START
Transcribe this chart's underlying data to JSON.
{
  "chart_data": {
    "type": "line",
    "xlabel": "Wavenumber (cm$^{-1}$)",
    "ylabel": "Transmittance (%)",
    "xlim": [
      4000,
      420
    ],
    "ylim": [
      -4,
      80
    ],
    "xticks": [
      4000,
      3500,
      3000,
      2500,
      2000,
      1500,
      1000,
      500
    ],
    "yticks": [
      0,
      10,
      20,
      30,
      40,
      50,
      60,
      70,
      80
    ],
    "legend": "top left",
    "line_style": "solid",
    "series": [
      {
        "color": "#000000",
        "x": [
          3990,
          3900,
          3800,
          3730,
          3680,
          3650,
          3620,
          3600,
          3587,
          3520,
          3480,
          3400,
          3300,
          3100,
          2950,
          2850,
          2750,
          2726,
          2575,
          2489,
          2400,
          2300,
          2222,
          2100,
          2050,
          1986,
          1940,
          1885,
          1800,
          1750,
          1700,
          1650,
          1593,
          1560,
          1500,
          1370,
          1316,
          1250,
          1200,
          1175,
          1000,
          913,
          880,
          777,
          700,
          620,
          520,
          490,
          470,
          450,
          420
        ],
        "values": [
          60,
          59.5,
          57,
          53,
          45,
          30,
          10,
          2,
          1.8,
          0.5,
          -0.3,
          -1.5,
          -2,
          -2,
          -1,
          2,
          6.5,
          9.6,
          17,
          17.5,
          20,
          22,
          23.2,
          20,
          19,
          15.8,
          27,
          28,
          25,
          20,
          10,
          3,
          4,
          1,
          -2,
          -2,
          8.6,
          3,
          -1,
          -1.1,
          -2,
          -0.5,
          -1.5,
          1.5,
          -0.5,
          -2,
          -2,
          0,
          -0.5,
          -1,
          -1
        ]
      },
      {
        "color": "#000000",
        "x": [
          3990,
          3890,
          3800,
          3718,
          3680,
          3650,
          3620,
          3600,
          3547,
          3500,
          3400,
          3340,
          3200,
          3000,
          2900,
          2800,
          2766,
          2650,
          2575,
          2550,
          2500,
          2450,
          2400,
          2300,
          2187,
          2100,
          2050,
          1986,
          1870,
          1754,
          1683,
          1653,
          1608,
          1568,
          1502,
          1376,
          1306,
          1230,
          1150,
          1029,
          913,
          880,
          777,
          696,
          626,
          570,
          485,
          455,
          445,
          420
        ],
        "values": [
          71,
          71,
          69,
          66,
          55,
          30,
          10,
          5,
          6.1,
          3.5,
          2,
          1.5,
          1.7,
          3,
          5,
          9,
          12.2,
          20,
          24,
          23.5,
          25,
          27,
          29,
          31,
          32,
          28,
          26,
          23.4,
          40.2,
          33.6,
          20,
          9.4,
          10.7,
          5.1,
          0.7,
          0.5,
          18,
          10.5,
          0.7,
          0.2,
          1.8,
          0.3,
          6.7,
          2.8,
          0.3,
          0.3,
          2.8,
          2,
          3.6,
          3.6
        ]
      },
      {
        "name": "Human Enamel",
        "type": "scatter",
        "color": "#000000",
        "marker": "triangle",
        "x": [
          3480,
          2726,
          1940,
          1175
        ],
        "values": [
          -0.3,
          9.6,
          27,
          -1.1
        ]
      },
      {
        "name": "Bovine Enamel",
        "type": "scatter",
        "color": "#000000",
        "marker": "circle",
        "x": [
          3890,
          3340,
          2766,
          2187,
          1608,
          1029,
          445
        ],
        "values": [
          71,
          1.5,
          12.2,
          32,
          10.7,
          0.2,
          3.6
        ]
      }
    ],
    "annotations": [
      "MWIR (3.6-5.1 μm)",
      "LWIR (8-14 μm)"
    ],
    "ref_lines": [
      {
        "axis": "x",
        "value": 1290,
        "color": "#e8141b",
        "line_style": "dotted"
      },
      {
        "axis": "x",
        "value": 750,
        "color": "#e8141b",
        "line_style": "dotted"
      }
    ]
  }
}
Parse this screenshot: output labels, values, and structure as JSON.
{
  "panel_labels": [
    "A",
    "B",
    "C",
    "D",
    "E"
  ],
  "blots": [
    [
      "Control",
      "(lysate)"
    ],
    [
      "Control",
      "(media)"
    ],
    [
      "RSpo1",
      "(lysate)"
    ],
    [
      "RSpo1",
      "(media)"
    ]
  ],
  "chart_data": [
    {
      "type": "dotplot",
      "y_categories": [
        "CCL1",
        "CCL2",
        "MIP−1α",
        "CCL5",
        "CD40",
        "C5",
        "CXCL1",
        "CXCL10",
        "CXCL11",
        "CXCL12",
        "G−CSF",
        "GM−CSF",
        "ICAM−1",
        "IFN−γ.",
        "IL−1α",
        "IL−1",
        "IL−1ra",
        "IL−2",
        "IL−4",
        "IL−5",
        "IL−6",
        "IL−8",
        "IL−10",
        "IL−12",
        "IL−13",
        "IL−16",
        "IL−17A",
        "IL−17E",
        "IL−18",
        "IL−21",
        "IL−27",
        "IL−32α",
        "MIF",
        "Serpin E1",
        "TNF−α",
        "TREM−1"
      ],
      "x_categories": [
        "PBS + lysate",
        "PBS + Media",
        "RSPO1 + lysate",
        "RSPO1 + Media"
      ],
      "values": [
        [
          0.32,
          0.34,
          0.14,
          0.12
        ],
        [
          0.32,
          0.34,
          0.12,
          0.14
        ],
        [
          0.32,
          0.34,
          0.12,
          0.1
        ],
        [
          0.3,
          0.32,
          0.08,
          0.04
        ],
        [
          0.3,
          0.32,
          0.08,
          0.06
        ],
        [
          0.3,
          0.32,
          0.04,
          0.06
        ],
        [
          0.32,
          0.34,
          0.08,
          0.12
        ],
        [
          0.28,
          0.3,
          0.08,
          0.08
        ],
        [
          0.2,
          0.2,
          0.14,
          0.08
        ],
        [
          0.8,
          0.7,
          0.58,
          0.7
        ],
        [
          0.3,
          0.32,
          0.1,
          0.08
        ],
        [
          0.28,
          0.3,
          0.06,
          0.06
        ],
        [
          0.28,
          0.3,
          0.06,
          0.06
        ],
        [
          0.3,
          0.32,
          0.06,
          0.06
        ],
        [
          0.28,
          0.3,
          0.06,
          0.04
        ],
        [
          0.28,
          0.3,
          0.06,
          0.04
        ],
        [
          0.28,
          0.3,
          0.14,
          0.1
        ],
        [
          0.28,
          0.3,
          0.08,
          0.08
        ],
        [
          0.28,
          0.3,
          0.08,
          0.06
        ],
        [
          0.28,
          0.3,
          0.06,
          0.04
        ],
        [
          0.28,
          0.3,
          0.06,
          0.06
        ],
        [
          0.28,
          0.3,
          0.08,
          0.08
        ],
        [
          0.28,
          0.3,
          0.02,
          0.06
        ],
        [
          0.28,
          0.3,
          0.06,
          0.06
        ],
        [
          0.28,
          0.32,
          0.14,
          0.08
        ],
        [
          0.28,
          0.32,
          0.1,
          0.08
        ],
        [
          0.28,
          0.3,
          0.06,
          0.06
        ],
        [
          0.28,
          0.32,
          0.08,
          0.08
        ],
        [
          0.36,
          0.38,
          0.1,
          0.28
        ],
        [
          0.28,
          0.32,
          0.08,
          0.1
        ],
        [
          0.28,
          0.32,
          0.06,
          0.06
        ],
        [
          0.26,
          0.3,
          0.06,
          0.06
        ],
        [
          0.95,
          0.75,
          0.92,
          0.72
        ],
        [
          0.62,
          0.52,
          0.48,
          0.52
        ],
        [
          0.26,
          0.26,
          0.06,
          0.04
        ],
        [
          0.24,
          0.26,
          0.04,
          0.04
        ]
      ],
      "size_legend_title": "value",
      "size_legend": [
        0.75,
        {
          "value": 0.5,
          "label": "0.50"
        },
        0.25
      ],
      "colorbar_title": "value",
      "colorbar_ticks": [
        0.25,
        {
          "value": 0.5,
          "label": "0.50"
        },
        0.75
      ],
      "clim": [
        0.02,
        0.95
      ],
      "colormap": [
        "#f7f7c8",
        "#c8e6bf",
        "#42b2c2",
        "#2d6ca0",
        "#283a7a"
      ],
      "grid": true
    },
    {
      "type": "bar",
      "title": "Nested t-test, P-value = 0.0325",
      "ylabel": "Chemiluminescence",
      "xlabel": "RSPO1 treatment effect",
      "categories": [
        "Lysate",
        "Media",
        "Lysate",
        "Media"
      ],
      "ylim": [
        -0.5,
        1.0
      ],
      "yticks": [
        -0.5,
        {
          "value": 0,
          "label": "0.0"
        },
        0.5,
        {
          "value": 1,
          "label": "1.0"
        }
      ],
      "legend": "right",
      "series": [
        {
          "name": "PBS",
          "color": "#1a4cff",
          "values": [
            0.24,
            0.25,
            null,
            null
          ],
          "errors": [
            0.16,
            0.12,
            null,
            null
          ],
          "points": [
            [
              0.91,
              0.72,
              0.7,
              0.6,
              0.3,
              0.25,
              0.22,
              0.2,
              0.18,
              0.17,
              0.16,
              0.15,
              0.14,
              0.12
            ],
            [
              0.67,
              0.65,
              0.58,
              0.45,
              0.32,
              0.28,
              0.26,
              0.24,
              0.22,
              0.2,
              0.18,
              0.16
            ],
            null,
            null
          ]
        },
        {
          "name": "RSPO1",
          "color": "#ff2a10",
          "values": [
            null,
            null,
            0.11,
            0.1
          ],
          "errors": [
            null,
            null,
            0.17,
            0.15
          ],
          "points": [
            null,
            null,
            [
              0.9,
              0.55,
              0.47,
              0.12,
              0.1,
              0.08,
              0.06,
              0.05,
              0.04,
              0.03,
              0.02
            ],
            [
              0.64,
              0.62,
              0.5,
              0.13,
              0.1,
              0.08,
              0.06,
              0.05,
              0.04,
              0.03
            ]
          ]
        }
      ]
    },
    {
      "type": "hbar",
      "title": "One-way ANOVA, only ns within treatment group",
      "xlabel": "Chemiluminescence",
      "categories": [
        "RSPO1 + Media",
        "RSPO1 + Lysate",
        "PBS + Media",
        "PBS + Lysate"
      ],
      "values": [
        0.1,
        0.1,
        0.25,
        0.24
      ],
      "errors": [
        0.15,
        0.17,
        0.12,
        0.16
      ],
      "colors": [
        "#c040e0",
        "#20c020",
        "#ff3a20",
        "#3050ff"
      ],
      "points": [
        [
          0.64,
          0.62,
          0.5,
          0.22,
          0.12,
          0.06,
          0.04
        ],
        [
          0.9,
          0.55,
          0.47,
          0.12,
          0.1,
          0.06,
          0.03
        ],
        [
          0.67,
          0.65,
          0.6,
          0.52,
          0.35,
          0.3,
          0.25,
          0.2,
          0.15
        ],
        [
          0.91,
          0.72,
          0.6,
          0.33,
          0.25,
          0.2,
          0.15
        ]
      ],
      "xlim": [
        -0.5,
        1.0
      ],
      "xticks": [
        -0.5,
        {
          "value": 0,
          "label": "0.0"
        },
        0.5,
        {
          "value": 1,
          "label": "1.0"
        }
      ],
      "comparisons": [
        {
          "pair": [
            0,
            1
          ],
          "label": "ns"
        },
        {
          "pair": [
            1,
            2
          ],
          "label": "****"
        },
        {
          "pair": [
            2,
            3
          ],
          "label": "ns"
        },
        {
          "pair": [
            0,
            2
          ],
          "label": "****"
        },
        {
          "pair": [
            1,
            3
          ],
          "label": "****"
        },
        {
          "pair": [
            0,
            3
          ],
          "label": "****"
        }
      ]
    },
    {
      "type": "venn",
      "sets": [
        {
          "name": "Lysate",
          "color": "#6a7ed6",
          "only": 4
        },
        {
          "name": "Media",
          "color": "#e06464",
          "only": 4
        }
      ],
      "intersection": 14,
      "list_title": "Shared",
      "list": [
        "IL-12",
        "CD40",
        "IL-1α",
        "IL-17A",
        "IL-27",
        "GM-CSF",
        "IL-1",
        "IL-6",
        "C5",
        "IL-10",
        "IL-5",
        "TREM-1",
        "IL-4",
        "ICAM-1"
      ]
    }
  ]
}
END
| YOUR TASK |
Go through the preceding material and copy each line that has the word "JSON".

| FINAL ANSWER |
Transcribe this chart's underlying data to JSON.
Parse this screenshot: output labels, values, and structure as JSON.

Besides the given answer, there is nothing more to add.